--- Task inputs ---
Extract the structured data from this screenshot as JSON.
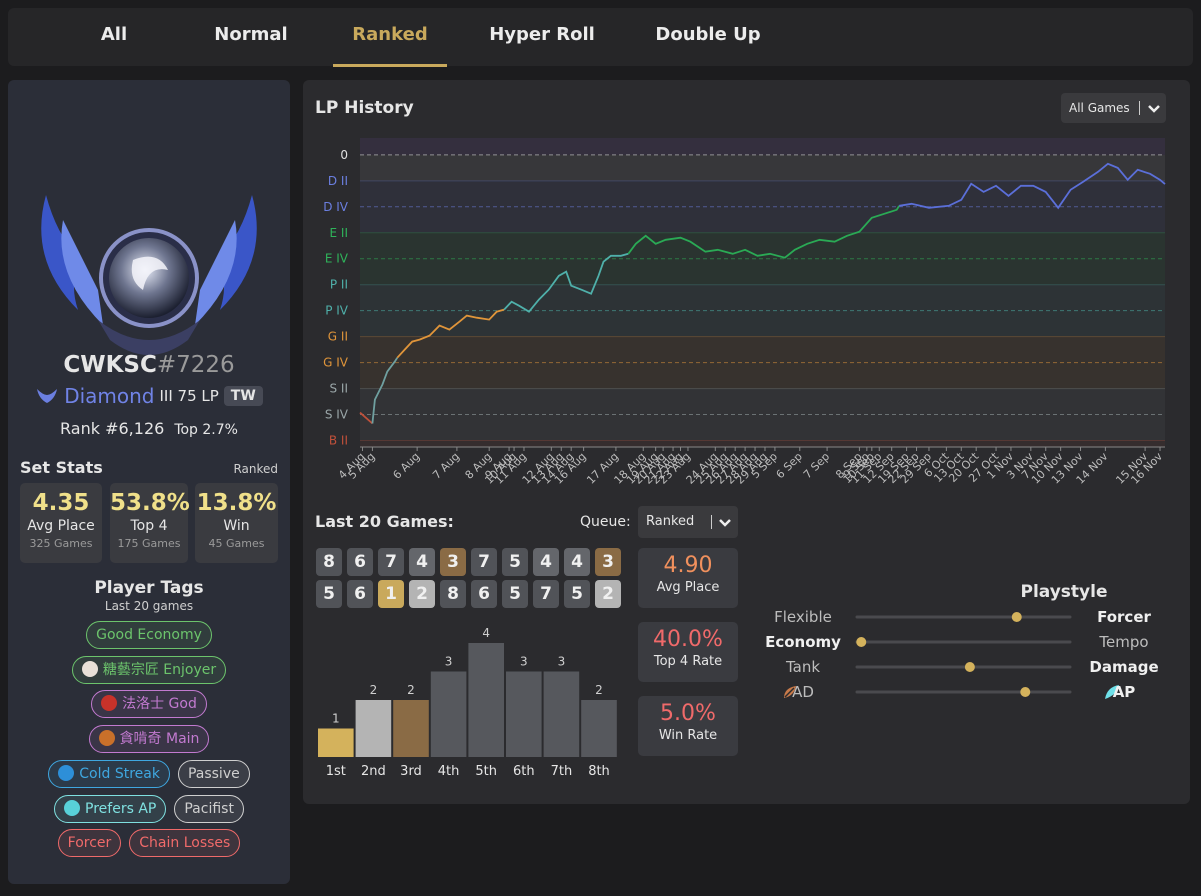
{
  "tabs": {
    "items": [
      "All",
      "Normal",
      "Ranked",
      "Hyper Roll",
      "Double Up"
    ],
    "active": 2
  },
  "profile": {
    "name": "CWKSC",
    "tag": "#7226",
    "tier": "Diamond",
    "division": "III 75 LP",
    "region": "TW",
    "rank": "Rank #6,126",
    "top": "Top 2.7%"
  },
  "set_stats": {
    "title": "Set Stats",
    "queue": "Ranked",
    "stats": [
      {
        "value": "4.35",
        "label": "Avg Place",
        "games": "325 Games"
      },
      {
        "value": "53.8%",
        "label": "Top 4",
        "games": "175 Games"
      },
      {
        "value": "13.8%",
        "label": "Win",
        "games": "45 Games"
      }
    ]
  },
  "player_tags": {
    "title": "Player Tags",
    "subtitle": "Last 20 games",
    "rows": [
      [
        {
          "text": "Good Economy",
          "color": "#6cc46c"
        }
      ],
      [
        {
          "text": "糖藝宗匠 Enjoyer",
          "color": "#6cc46c",
          "icon_color": "#e8e0d8"
        }
      ],
      [
        {
          "text": "法洛士 God",
          "color": "#c27ad0",
          "icon_color": "#c8322a"
        }
      ],
      [
        {
          "text": "貪啃奇 Main",
          "color": "#c27ad0",
          "icon_color": "#c9702a"
        }
      ],
      [
        {
          "text": "Cold Streak",
          "color": "#3fa7e0",
          "icon_color": "#2d8fd8"
        },
        {
          "text": "Passive",
          "color": "#cfcfcf"
        }
      ],
      [
        {
          "text": "Prefers AP",
          "color": "#7fe0e0",
          "icon_color": "#58d0d8"
        },
        {
          "text": "Pacifist",
          "color": "#cfcfcf"
        }
      ],
      [
        {
          "text": "Forcer",
          "color": "#f06a6a"
        },
        {
          "text": "Chain Losses",
          "color": "#f06a6a"
        }
      ]
    ]
  },
  "filter": "All Games",
  "last20": {
    "title": "Last 20 Games:",
    "queue_label": "Queue:",
    "queue": "Ranked",
    "placements": [
      [
        8,
        6,
        7,
        4,
        3,
        7,
        5,
        4,
        4,
        3
      ],
      [
        5,
        6,
        1,
        2,
        8,
        6,
        5,
        7,
        5,
        2
      ]
    ],
    "place_colors": [
      "#c9a95c",
      "#b4b4b4",
      "#8a6b45",
      "#64666b",
      "#515358",
      "#515358",
      "#515358",
      "#515358"
    ],
    "stats": [
      {
        "value": "4.90",
        "label": "Avg Place",
        "color": "#f0905d"
      },
      {
        "value": "40.0%",
        "label": "Top 4 Rate",
        "color": "#f06a6a"
      },
      {
        "value": "5.0%",
        "label": "Win Rate",
        "color": "#f06a6a"
      }
    ]
  },
  "playstyle": {
    "title": "Playstyle",
    "rows": [
      {
        "left": "Flexible",
        "right": "Forcer",
        "value": 0.75,
        "bold": "right"
      },
      {
        "left": "Economy",
        "right": "Tempo",
        "value": 0.02,
        "bold": "left"
      },
      {
        "left": "Tank",
        "right": "Damage",
        "value": 0.53,
        "bold": "right"
      },
      {
        "left": "AD",
        "right": "AP",
        "value": 0.79,
        "bold": "right"
      }
    ]
  },
  "chart_data": [
    {
      "type": "line",
      "title": "LP History",
      "xlim": [
        0,
        324
      ],
      "ylim": [
        -2250,
        130
      ],
      "yticks": [
        0,
        {
          "value": -200,
          "label": "D II"
        },
        {
          "value": -400,
          "label": "D IV"
        },
        {
          "value": -600,
          "label": "E II"
        },
        {
          "value": -800,
          "label": "E IV"
        },
        {
          "value": -1000,
          "label": "P II"
        },
        {
          "value": -1200,
          "label": "P IV"
        },
        {
          "value": -1400,
          "label": "G II"
        },
        {
          "value": -1600,
          "label": "G IV"
        },
        {
          "value": -1800,
          "label": "S II"
        },
        {
          "value": -2000,
          "label": "S IV"
        },
        {
          "value": -2200,
          "label": "B II"
        }
      ],
      "ytick_colors": [
        "#e0e0e0",
        "#6b7fe0",
        "#6b7fe0",
        "#2fb35a",
        "#2fb35a",
        "#4fb0aa",
        "#4fb0aa",
        "#e0953a",
        "#e0953a",
        "#9aa6a8",
        "#9aa6a8",
        "#c0503a"
      ],
      "xticks": [
        {
          "value": 1,
          "label": "4 Aug"
        },
        {
          "value": 5,
          "label": "5 Aug"
        },
        {
          "value": 23,
          "label": "6 Aug"
        },
        {
          "value": 39,
          "label": "7 Aug"
        },
        {
          "value": 52,
          "label": "8 Aug"
        },
        {
          "value": 60,
          "label": "9 Aug"
        },
        {
          "value": 62,
          "label": "10 Aug"
        },
        {
          "value": 66,
          "label": "11 Aug"
        },
        {
          "value": 77,
          "label": "12 Aug"
        },
        {
          "value": 81,
          "label": "13 Aug"
        },
        {
          "value": 85,
          "label": "14 Aug"
        },
        {
          "value": 90,
          "label": "16 Aug"
        },
        {
          "value": 103,
          "label": "17 Aug"
        },
        {
          "value": 114,
          "label": "18 Aug"
        },
        {
          "value": 119,
          "label": "19 Aug"
        },
        {
          "value": 122,
          "label": "20 Aug"
        },
        {
          "value": 126,
          "label": "21 Aug"
        },
        {
          "value": 129,
          "label": "22 Aug"
        },
        {
          "value": 132,
          "label": "23 Aug"
        },
        {
          "value": 143,
          "label": "24 Aug"
        },
        {
          "value": 147,
          "label": "25 Aug"
        },
        {
          "value": 151,
          "label": "26 Aug"
        },
        {
          "value": 155,
          "label": "27 Aug"
        },
        {
          "value": 159,
          "label": "28 Aug"
        },
        {
          "value": 163,
          "label": "29 Aug"
        },
        {
          "value": 167,
          "label": "5 Sep"
        },
        {
          "value": 177,
          "label": "6 Sep"
        },
        {
          "value": 188,
          "label": "7 Sep"
        },
        {
          "value": 201,
          "label": "8 Sep"
        },
        {
          "value": 204,
          "label": "9 Sep"
        },
        {
          "value": 206,
          "label": "10 Sep"
        },
        {
          "value": 209,
          "label": "11 Sep"
        },
        {
          "value": 214,
          "label": "12 Sep"
        },
        {
          "value": 220,
          "label": "19 Sep"
        },
        {
          "value": 224,
          "label": "22 Sep"
        },
        {
          "value": 229,
          "label": "29 Sep"
        },
        {
          "value": 236,
          "label": "6 Oct"
        },
        {
          "value": 242,
          "label": "13 Oct"
        },
        {
          "value": 248,
          "label": "20 Oct"
        },
        {
          "value": 256,
          "label": "27 Oct"
        },
        {
          "value": 262,
          "label": "1 Nov"
        },
        {
          "value": 270,
          "label": "3 Nov"
        },
        {
          "value": 276,
          "label": "7 Nov"
        },
        {
          "value": 282,
          "label": "10 Nov"
        },
        {
          "value": 290,
          "label": "13 Nov"
        },
        {
          "value": 300,
          "label": "14 Nov"
        },
        {
          "value": 316,
          "label": "15 Nov"
        },
        {
          "value": 322,
          "label": "16 Nov"
        }
      ],
      "series": [
        {
          "color": "#c0503a",
          "x": [
            0,
            5
          ],
          "values": [
            -1985,
            -2069
          ]
        },
        {
          "color": "#6fa0a0",
          "x": [
            5,
            6,
            9,
            11,
            14,
            15
          ],
          "values": [
            -2069,
            -1885,
            -1769,
            -1669,
            -1592,
            -1562
          ]
        },
        {
          "color": "#e0953a",
          "x": [
            15,
            18,
            21,
            24,
            28,
            32,
            36,
            40,
            43,
            47,
            52,
            55,
            58
          ],
          "values": [
            -1562,
            -1500,
            -1438,
            -1423,
            -1392,
            -1315,
            -1346,
            -1285,
            -1238,
            -1254,
            -1269,
            -1208,
            -1192
          ]
        },
        {
          "color": "#4fb0aa",
          "x": [
            58,
            61,
            64,
            68,
            72,
            76,
            80,
            83,
            85,
            89,
            93,
            96,
            98,
            101,
            105,
            108
          ],
          "values": [
            -1192,
            -1131,
            -1162,
            -1208,
            -1115,
            -1038,
            -931,
            -900,
            -1008,
            -1038,
            -1069,
            -931,
            -823,
            -777,
            -777,
            -762
          ]
        },
        {
          "color": "#2aaa55",
          "x": [
            108,
            111,
            115,
            119,
            123,
            129,
            133,
            139,
            144,
            150,
            155,
            160,
            165,
            171,
            175,
            180,
            185,
            191,
            196,
            201,
            206,
            211,
            216,
            217
          ],
          "values": [
            -762,
            -685,
            -623,
            -685,
            -654,
            -638,
            -669,
            -746,
            -731,
            -762,
            -731,
            -777,
            -762,
            -792,
            -731,
            -685,
            -654,
            -669,
            -623,
            -592,
            -485,
            -454,
            -423,
            -392
          ]
        },
        {
          "color": "#5b6fd9",
          "x": [
            217,
            222,
            229,
            237,
            242,
            246,
            251,
            256,
            261,
            266,
            271,
            276,
            281,
            286,
            291,
            297,
            301,
            305,
            309,
            313,
            318,
            322,
            324
          ],
          "values": [
            -392,
            -377,
            -408,
            -392,
            -346,
            -223,
            -285,
            -238,
            -315,
            -238,
            -238,
            -285,
            -408,
            -269,
            -208,
            -131,
            -69,
            -100,
            -192,
            -115,
            -146,
            -192,
            -225
          ]
        }
      ]
    },
    {
      "type": "bar",
      "categories": [
        "1st",
        "2nd",
        "3rd",
        "4th",
        "5th",
        "6th",
        "7th",
        "8th"
      ],
      "values": [
        1,
        2,
        2,
        3,
        4,
        3,
        3,
        2
      ],
      "colors": [
        "#d4b25c",
        "#b4b4b4",
        "#8a6b45",
        "#56585d",
        "#56585d",
        "#56585d",
        "#56585d",
        "#56585d"
      ],
      "ylim": [
        0,
        4
      ]
    }
  ]
}
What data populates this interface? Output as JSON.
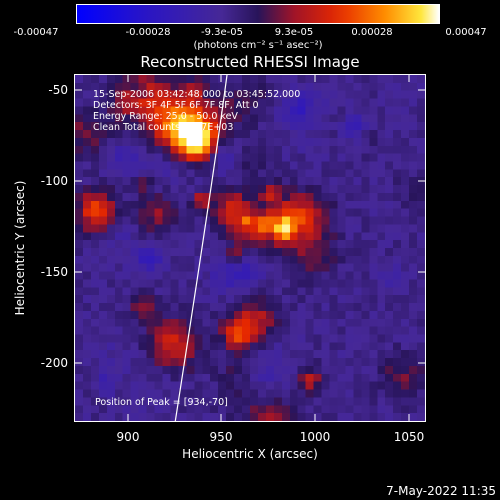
{
  "colorbar": {
    "ticks": [
      "-0.00047",
      "-0.00028",
      "-9.3e-05",
      "9.3e-05",
      "0.00028",
      "0.00047"
    ],
    "units": "(photons cm⁻² s⁻¹ asec⁻²)"
  },
  "title": "Reconstructed RHESSI Image",
  "info": {
    "line1": "15-Sep-2006 03:42:48.000 to 03:45:52.000",
    "line2": "Detectors: 3F 4F 5F 6F 7F 8F, Att 0",
    "line3": "Energy Range: 25.0 - 50.0 keV",
    "line4": "Clean    Total counts: 8.67E+03",
    "peak": "Position of Peak = [934,-70]"
  },
  "axes": {
    "xlabel": "Heliocentric X (arcsec)",
    "ylabel": "Heliocentric Y (arcsec)",
    "xticks": [
      "900",
      "950",
      "1000",
      "1050"
    ],
    "yticks": [
      "-50",
      "-100",
      "-150",
      "-200"
    ],
    "xlim": [
      870,
      1062
    ],
    "ylim": [
      -232,
      -42
    ]
  },
  "date_stamp": "7-May-2022 11:35"
}
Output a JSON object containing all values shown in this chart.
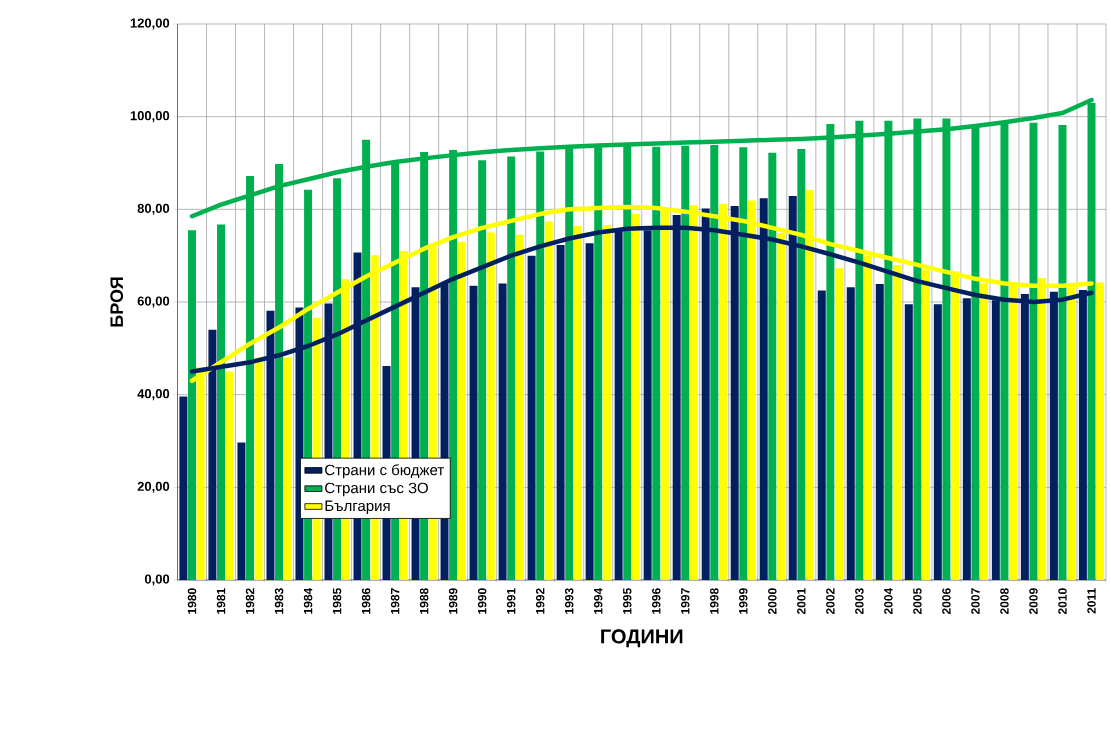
{
  "chart_data": {
    "type": "bar",
    "xlabel": "ГОДИНИ",
    "ylabel": "БРОЯ",
    "categories": [
      "1980",
      "1981",
      "1982",
      "1983",
      "1984",
      "1985",
      "1986",
      "1987",
      "1988",
      "1989",
      "1990",
      "1991",
      "1992",
      "1993",
      "1994",
      "1995",
      "1996",
      "1997",
      "1998",
      "1999",
      "2000",
      "2001",
      "2002",
      "2003",
      "2004",
      "2005",
      "2006",
      "2007",
      "2008",
      "2009",
      "2010",
      "2011"
    ],
    "series": [
      {
        "name": "Страни с бюджет",
        "color": "#002060",
        "values": [
          39.6,
          54,
          29.7,
          58.1,
          58.8,
          59.7,
          70.7,
          46.2,
          63.2,
          64,
          63.5,
          64,
          70,
          72.3,
          72.7,
          75.5,
          75.5,
          78.8,
          80.2,
          80.7,
          82.4,
          82.9,
          62.5,
          63.2,
          63.9,
          59.5,
          59.5,
          60.8,
          60.4,
          61.7,
          62.2,
          62.6
        ]
      },
      {
        "name": "Страни със ЗО",
        "color": "#00b050",
        "values": [
          75.5,
          76.7,
          87.2,
          89.8,
          84.2,
          86.7,
          95,
          90.3,
          92.4,
          92.8,
          90.6,
          91.4,
          92.5,
          93.2,
          93.5,
          93.9,
          93.5,
          93.7,
          93.9,
          93.4,
          92.2,
          93,
          98.4,
          99.1,
          99.1,
          99.6,
          99.6,
          97.8,
          98.6,
          98.7,
          98.2,
          103
        ]
      },
      {
        "name": "България",
        "color": "#ffff00",
        "values": [
          45.9,
          45,
          48,
          48,
          56.6,
          64.9,
          70.1,
          71,
          72,
          73,
          75,
          74.5,
          77.4,
          76.4,
          76.6,
          79,
          80,
          80.9,
          81.2,
          81.9,
          74.9,
          84.2,
          67.3,
          70,
          68,
          67,
          66.6,
          64,
          64,
          65.2,
          63,
          64.2
        ]
      },
      {
        "type": "line",
        "color": "#00b050",
        "values": [
          78.5,
          81,
          83,
          85,
          86.5,
          88,
          89.2,
          90.2,
          91,
          91.7,
          92.3,
          92.8,
          93.2,
          93.5,
          93.8,
          94,
          94.2,
          94.4,
          94.6,
          94.8,
          95,
          95.2,
          95.5,
          95.9,
          96.3,
          96.8,
          97.3,
          98,
          98.8,
          99.7,
          100.8,
          103.6
        ]
      },
      {
        "type": "line",
        "color": "#ffff00",
        "values": [
          43,
          47,
          51,
          54.5,
          58.5,
          62,
          65.5,
          68.5,
          71.5,
          74,
          76,
          77.5,
          79,
          80,
          80.3,
          80.5,
          80.3,
          79.5,
          78.5,
          77.5,
          76,
          74.5,
          72.5,
          71,
          69.5,
          68,
          66.5,
          65,
          64,
          63.5,
          63.5,
          64
        ]
      },
      {
        "type": "line",
        "color": "#002060",
        "values": [
          45,
          46,
          47,
          48.5,
          50.5,
          53,
          56,
          59,
          62,
          65,
          67.5,
          70,
          72,
          73.7,
          75,
          75.8,
          76,
          76,
          75.5,
          74.5,
          73.5,
          72,
          70.3,
          68.5,
          66.5,
          64.5,
          63,
          61.5,
          60.5,
          60,
          60.5,
          62
        ]
      }
    ],
    "ylim": [
      0,
      120
    ],
    "yticks": [
      {
        "value": 0,
        "label": "0,00"
      },
      {
        "value": 20,
        "label": "20,00"
      },
      {
        "value": 40,
        "label": "40,00"
      },
      {
        "value": 60,
        "label": "60,00"
      },
      {
        "value": 80,
        "label": "80,00"
      },
      {
        "value": 100,
        "label": "100,00"
      },
      {
        "value": 120,
        "label": "120,00"
      }
    ],
    "grid": true,
    "legend": "bottom left"
  }
}
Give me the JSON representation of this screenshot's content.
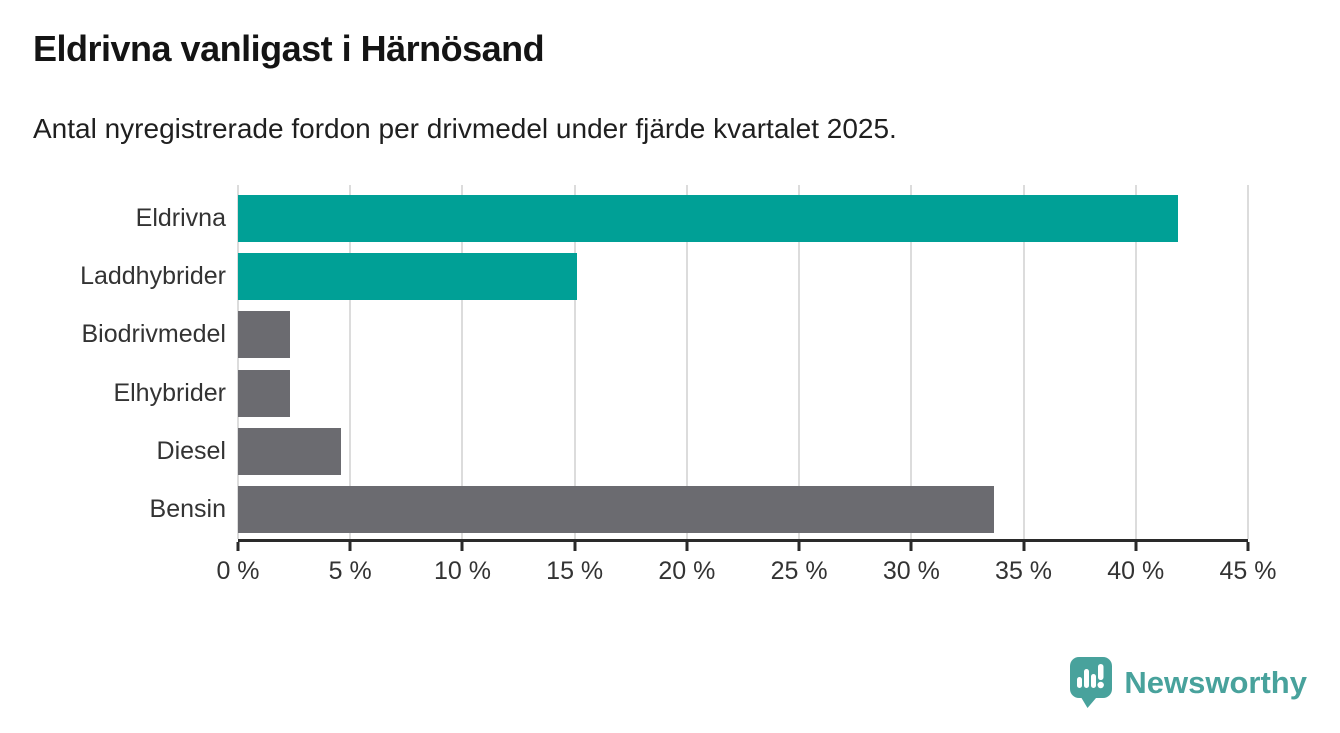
{
  "header": {
    "title": "Eldrivna vanligast i Härnösand",
    "subtitle": "Antal nyregistrerade fordon per drivmedel under fjärde kvartalet 2025."
  },
  "chart_data": {
    "type": "bar",
    "orientation": "horizontal",
    "title": "Eldrivna vanligast i Härnösand",
    "subtitle": "Antal nyregistrerade fordon per drivmedel under fjärde kvartalet 2025.",
    "categories": [
      "Eldrivna",
      "Laddhybrider",
      "Biodrivmedel",
      "Elhybrider",
      "Diesel",
      "Bensin"
    ],
    "values": [
      41.9,
      15.1,
      2.3,
      2.3,
      4.6,
      33.7
    ],
    "unit": "%",
    "xlabel": "",
    "ylabel": "",
    "xlim": [
      0,
      45
    ],
    "x_ticks": [
      0,
      5,
      10,
      15,
      20,
      25,
      30,
      35,
      40,
      45
    ],
    "x_tick_labels": [
      "0 %",
      "5 %",
      "10 %",
      "15 %",
      "20 %",
      "25 %",
      "30 %",
      "35 %",
      "40 %",
      "45 %"
    ],
    "grid": "vertical",
    "bar_colors": [
      "#00A096",
      "#00A096",
      "#6B6B70",
      "#6B6B70",
      "#6B6B70",
      "#6B6B70"
    ],
    "highlight_color": "#00A096",
    "default_color": "#6B6B70",
    "gridline_color": "#dcdcdc",
    "legend": "none"
  },
  "footer": {
    "brand": "Newsworthy",
    "brand_color": "#48A29C"
  }
}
---
**Exercise directions**. Check every line for "xlabel" and show the ones that have it.

**Completed exercise**.
    "xlabel": "Heliocentric X (arcsec)",
    "xlabel": "ГОДИНИ",
    "xlabel": "",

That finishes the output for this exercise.